• EXTRACTED TEXT:
++++++++

The appellant was represented by Mawere and Sibanda Legal Practitioners while the respondent represented herself throughout the proceedings. Both parties filed their heads of argument in December 2014 and February, 2015 respectively.
The respondent vigorously opposed the appeal for downward variation of the maintenance. Through this vigorous opposition, the court got appraised of the changed circumstances of the respondent and the children since the decision of the court a quo on 20 March, 2014. The respondent advised the court that at the time the children were awarded $120 each as maintenance, she was living at the matrimonial home, 7160 Sebakwe Road, Zimre Park, Ruwa. She had since been evicted from that home together with the children by the appellant after he gave her the divorce token. She advised the court that because one of the children was attending school in Zimre Park, she had to find rented accommodation in Zimre Park to avoid disrupting the child’s education. She advised that she was renting one large room with an en-suite bathroom for $150 00 per month. She also advised the court that the projects she used to do at the matrimonial home of selling chickens and running a tuckshop had stopped because she could not do such projects on rented premises.
The appellant himself, despite being legally represented, had not revealed this information concerning the children’s changed circumstances due to the eviction from the matrimonial home. He did not dispute the respondent’s assertions and indeed, he could not have done so because the papers issued in the eviction process, which the respondent opposed, are part of the court record.
The respondent also advised the court about appellant’s additional rental income from 7160 Sebakwe Road, Zimre Park, Ruwa, which appellant was renting out to tenants following his successful eviction of the respondent and the children from the matrimonial home. Once more, the appellant, despite being legally represented, had not disclosed this new information to the appeal court. When confronted with the assertion of new rental income by the respondent, he could not deny that he was receiving rental income from 7160 Sebakwe Road, although he stated a smaller amount than that stated by the respondent.
The court wonders why appellant did not reveal this additional rental income, yet according to his tenant’s affidavit, the tenant has been in occupation of the premises since December, 2014.
In his application for a downward variation of the children’s maintenance, the appellant offered $20 per month per child, coming to a total of $60.00 per month for all the three children. When the appeal hearing started, the appellant increased his offer from $20 per month per child to $50 per month per child. He later further increased it to $190.00 for all the three children. The respondent maintained her position that a downward variation was untenable as she starts by taking out $150.00 for rental of the room she occupies with the children from the $360, leaving her with a balance of $210 for all the other requirements.

++++++++

• RECORDED DATA:
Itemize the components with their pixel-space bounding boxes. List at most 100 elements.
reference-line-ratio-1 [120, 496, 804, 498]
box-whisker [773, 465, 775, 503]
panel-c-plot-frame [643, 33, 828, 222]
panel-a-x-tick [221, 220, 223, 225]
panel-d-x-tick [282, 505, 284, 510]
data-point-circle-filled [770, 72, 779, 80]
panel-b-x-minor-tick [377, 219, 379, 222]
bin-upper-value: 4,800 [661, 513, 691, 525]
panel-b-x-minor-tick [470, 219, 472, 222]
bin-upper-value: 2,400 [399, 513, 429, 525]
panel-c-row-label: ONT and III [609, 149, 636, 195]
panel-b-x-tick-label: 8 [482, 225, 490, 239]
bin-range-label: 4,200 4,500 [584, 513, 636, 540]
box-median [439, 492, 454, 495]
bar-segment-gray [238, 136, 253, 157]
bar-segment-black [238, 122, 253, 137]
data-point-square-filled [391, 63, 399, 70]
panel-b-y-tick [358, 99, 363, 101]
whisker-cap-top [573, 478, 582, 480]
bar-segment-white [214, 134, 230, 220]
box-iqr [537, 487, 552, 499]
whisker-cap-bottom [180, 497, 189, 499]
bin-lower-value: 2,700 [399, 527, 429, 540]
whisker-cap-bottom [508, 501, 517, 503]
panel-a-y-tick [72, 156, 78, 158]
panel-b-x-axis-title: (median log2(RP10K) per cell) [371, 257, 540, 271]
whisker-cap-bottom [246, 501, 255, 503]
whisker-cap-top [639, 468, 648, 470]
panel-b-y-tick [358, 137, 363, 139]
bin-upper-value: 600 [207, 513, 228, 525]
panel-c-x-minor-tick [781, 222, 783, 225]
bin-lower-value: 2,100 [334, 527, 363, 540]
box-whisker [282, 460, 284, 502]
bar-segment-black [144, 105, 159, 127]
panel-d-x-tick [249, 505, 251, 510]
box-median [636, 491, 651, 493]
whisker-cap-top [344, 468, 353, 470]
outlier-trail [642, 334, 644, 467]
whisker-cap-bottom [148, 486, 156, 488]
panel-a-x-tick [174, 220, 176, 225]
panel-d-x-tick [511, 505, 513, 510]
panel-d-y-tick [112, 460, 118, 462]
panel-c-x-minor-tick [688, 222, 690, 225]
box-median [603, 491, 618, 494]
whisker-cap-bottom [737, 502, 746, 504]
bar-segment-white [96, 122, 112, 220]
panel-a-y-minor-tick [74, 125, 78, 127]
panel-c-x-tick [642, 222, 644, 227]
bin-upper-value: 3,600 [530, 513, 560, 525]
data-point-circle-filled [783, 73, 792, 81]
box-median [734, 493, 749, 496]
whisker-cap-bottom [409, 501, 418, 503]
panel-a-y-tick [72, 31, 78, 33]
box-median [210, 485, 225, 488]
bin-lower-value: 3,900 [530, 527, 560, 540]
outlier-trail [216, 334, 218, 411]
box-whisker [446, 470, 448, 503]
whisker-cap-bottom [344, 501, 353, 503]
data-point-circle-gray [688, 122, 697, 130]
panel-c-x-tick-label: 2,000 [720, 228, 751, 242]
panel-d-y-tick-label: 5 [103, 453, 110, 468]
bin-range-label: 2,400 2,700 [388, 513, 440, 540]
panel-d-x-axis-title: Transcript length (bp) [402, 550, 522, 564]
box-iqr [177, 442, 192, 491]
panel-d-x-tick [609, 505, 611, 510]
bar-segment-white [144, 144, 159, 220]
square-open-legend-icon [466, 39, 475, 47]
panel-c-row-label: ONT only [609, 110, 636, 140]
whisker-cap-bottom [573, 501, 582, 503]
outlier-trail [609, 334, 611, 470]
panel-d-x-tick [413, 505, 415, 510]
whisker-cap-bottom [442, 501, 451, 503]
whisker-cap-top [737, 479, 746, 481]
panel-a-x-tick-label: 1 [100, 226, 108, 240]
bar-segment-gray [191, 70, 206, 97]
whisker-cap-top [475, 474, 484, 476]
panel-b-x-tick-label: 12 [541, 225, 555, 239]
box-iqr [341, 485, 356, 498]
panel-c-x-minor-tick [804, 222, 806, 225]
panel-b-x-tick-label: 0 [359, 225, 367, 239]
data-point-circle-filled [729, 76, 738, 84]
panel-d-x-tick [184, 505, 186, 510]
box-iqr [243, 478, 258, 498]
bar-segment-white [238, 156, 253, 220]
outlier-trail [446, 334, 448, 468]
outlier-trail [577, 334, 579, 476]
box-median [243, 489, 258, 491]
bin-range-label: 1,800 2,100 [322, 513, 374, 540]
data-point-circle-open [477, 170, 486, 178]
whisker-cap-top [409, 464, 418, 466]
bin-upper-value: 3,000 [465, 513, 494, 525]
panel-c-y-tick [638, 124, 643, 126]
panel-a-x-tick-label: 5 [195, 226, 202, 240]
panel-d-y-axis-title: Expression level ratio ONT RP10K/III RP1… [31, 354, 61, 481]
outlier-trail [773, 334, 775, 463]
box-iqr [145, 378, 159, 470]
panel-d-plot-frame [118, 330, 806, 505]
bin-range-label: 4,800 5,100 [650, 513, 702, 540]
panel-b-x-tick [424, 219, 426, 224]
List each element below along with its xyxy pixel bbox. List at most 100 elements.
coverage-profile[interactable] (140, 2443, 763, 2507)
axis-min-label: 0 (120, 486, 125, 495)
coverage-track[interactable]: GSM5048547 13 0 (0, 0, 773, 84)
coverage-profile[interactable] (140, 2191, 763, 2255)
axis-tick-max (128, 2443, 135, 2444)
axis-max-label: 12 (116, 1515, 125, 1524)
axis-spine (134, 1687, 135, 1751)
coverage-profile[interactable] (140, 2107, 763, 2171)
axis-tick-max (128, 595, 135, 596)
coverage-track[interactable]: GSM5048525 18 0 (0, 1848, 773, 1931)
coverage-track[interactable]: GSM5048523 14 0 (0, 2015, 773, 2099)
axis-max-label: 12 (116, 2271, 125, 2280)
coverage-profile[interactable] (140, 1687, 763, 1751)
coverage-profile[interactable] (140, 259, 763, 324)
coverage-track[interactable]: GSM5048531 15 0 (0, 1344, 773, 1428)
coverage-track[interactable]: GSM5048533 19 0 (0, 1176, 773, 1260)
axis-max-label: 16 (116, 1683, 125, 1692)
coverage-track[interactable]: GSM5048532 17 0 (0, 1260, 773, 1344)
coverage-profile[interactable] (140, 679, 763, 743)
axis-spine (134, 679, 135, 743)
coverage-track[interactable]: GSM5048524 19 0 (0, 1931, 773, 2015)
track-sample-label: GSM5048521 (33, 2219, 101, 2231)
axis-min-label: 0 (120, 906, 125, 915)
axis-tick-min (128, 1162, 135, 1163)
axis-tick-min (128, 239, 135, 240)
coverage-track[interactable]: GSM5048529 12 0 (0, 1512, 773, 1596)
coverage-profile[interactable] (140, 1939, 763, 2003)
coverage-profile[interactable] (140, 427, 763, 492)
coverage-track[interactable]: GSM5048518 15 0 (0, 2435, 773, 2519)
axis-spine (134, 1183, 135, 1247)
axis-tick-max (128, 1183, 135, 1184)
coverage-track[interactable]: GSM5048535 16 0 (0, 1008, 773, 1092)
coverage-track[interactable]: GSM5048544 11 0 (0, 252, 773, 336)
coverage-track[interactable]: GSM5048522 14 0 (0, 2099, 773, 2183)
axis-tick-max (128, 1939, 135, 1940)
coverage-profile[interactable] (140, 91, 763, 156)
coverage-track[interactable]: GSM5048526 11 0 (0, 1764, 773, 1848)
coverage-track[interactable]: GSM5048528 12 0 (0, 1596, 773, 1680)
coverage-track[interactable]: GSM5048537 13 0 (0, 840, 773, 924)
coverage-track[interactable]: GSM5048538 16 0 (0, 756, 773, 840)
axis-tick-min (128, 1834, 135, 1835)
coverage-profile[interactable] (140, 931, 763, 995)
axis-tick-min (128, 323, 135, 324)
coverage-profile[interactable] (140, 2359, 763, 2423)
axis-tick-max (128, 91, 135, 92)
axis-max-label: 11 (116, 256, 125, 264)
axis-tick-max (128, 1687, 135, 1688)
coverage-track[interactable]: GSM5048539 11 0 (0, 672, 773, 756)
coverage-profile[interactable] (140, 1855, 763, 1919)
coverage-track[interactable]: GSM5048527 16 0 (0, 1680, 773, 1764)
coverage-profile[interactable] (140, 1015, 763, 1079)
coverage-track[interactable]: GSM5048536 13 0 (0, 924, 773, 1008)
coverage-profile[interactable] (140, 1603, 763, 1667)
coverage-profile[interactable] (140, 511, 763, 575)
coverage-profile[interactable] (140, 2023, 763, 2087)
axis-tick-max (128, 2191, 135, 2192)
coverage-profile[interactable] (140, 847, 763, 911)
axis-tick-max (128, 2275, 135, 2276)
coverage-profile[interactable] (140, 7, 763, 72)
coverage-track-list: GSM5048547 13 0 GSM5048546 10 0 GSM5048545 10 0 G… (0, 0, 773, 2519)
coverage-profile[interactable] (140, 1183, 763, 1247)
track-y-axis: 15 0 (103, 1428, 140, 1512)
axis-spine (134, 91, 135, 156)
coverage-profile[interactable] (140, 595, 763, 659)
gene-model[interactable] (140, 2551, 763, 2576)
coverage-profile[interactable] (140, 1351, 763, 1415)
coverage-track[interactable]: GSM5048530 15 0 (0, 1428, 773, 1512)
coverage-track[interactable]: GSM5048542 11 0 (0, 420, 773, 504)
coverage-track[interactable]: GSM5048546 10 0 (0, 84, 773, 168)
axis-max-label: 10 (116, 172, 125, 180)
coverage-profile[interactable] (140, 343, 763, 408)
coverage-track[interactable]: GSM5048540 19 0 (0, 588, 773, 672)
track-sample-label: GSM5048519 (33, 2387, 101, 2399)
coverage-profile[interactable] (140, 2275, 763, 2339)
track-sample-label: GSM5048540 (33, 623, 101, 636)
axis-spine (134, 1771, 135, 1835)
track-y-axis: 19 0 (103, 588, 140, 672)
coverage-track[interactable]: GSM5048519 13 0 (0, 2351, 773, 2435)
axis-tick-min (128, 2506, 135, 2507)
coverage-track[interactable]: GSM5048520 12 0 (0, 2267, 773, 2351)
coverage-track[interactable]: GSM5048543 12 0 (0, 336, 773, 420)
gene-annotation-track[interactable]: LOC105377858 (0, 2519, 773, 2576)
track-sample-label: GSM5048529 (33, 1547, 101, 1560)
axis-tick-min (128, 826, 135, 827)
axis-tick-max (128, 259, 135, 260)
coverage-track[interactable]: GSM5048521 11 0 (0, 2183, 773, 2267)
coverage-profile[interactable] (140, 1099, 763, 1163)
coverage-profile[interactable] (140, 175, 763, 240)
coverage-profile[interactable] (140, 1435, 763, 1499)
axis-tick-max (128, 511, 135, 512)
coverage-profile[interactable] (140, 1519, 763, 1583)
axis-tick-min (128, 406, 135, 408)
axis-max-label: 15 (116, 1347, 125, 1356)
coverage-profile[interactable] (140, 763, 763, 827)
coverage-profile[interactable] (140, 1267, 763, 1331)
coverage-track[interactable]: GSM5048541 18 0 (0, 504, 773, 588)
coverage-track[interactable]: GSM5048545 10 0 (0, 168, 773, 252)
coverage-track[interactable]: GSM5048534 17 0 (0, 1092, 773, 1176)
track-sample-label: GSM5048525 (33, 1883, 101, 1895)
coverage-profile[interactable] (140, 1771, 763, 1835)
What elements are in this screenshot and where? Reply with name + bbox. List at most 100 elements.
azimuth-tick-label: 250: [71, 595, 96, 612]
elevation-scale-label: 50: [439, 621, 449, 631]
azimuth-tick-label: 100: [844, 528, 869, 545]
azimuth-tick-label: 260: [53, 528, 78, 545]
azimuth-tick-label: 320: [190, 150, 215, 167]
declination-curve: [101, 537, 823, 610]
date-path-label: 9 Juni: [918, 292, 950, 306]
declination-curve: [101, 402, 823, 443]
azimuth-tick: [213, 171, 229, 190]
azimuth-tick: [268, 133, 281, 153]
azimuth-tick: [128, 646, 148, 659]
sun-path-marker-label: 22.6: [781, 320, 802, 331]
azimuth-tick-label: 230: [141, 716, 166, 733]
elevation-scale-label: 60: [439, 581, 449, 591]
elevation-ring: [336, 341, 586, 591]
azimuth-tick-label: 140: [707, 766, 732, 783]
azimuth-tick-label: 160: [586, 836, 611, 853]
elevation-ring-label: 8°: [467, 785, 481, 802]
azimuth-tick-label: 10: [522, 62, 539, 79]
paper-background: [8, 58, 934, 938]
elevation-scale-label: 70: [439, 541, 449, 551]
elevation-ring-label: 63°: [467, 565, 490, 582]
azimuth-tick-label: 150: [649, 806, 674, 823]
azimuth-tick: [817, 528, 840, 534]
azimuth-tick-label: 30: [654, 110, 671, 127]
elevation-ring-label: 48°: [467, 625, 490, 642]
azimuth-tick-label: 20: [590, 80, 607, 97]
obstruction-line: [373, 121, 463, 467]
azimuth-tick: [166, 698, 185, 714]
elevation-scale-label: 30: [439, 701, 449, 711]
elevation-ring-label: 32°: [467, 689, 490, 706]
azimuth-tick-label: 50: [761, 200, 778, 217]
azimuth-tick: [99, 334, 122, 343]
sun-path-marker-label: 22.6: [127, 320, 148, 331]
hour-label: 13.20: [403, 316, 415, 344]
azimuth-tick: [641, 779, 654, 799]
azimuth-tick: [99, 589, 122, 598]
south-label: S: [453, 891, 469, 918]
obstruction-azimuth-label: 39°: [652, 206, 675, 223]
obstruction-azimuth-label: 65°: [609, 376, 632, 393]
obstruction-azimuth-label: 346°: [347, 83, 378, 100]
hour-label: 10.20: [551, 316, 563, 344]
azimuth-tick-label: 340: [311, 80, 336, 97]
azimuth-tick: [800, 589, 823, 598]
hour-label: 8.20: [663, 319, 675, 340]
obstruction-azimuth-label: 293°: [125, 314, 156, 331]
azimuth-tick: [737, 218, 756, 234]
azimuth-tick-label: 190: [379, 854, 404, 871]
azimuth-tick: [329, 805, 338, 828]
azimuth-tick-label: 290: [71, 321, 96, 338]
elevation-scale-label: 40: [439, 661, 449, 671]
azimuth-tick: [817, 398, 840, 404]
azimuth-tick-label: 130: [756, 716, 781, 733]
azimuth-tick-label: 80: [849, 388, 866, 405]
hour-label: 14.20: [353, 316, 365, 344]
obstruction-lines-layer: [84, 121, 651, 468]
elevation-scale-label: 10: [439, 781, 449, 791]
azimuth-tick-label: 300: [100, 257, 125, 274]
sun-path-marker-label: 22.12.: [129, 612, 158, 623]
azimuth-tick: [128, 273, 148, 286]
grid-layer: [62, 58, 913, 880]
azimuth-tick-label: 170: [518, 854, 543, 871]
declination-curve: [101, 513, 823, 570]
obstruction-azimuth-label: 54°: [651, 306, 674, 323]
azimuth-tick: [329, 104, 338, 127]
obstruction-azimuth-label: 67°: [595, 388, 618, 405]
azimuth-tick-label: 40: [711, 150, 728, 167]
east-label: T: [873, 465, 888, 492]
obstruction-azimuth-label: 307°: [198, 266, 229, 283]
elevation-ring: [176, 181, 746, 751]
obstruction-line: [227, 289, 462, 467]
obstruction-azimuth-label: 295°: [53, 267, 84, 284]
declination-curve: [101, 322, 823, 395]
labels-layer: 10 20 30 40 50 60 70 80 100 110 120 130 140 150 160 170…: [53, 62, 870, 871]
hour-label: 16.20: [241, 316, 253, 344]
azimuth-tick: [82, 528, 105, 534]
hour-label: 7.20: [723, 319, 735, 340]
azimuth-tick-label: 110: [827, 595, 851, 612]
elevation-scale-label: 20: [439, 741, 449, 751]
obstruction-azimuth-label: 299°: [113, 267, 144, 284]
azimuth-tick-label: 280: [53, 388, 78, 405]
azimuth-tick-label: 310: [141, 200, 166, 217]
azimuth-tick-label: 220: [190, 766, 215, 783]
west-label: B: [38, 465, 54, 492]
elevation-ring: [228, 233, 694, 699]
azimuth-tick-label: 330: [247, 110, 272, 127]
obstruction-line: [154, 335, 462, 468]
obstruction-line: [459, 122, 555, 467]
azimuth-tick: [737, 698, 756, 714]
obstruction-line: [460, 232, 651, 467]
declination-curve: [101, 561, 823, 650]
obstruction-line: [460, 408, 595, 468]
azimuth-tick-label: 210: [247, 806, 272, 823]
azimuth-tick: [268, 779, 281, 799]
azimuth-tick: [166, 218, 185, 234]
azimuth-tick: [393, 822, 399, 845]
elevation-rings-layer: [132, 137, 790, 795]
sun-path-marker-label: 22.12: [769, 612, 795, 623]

++++++++

• WHAT THIS EXERCISE ASKS:
- A) Copy the records line for line, from their first line to the line with "bin-upper-value: 4,800 [661, 513, 691, 525]", including both of those lines.
- B) Write the next part of the judgment on the maintenance appeal, picking up after its last sentence.

• RESULTS OF THE EXERCISE:
- A)
Itemize the components with their pixel-space bounding boxes. List at most 100 elements.
reference-line-ratio-1 [120, 496, 804, 498]
box-whisker [773, 465, 775, 503]
panel-c-plot-frame [643, 33, 828, 222]
panel-a-x-tick [221, 220, 223, 225]
panel-d-x-tick [282, 505, 284, 510]
data-point-circle-filled [770, 72, 779, 80]
panel-b-x-minor-tick [377, 219, 379, 222]
bin-upper-value: 4,800 [661, 513, 691, 525]

- B)
With regards to the first and second ground of appeal the magistrate’s finding of fact was that the appellant was not being truthful in asserting that the tuckshop was no longer operating. The magistrate was convinced by the respondent’s evidence that the closure of the tuckshop was stage managed by the appellant, just for one day, to “create” evidence to support his assertion that the tuckshop was no longer operating when in actual fact it was operating. As an appeal court, we do not have any basis to attack the magistrate’s finding on the lack of credibility of the appellant in this regard. The court a quo could see that the appellant’s lifestyle and that of his ex-wife and children could not have been sustained only by a messenger’s salary of $561.00 as asserted by the appellant, but in the absence of full disclosure of the income, all it could do was to view the appellant’s settlements of bills as another scheme to avoid paying maintenance. It cannot be faulted for doing so in view of the appellant’s disposition to avoid full disclosure of income.
Furthermore, the magistrate’s finding is strengthened by the fact that up to now, more than a year later it was confirmed during the appeal hearing that the appellant has not demolished the tuckshop despite being urged to do so by council in the letter of 25 February, 2014. The failure or refusal to demolish the tuckshop gives credence to the respondent’s assertion that the tuckshop was closed temporarily, just to create a case for the downward variation of the maintenance order.
After disbelieving the appellant on the closure of the tuckshop, the magistrate cannot be faulted for including the earnings from the tuckshop as the appellant’s income in circumstances where even council itself appears to have ratified or condoned the operations of the tuckshop by billing the appellant on a monthly basis. As the respondent correctly pointed out, even unlicensed vendors are maintaining their children from vending activities so if the appellant has income from the tuckshop, and council gets paid monthly for the operation why should the minor children be the only ones to lose out from that income? We therefore find no misdirection in the magistrate’s decision to include earnings from the tuckshop as income after disbelieving the appellant’s assertion that the tuckshop was no longer operating.
With regards to grounds 3 and 4, the difficulty which the magistrate had to contend with was an untruthful applicant who never disclosed all material facts to the magistrate upfront. The appellant is the one who should have truthfully disclosed all his income to the court a quo and not wait to react to the respondent’s assertions. In the downward variation application he ought to have disclosed all his income upfront but he did not do so and gave the impression that all he had was his salary as a messenger.
Even during the presentation of the appeal, he did not disclose his rental income which we now know he receives. The rental income only came to light following an assertion by the respondent. Only after that did he confirm receiving a rental income. He filed an affidavit by his tenant which says he pays $400 per month for the former matrimonial home. The tenant goes further and states that he has been in occupation of the property since December, 2014. With regards to the relief sought, the court agrees with the rationale in the case of Kazingizi v Dzinoruma 2006 (ZWHHC) 106 that maintenance proceedings are not trials where one side emerges victorious and the other vanquished but are inquiries for the benefit of the minor children.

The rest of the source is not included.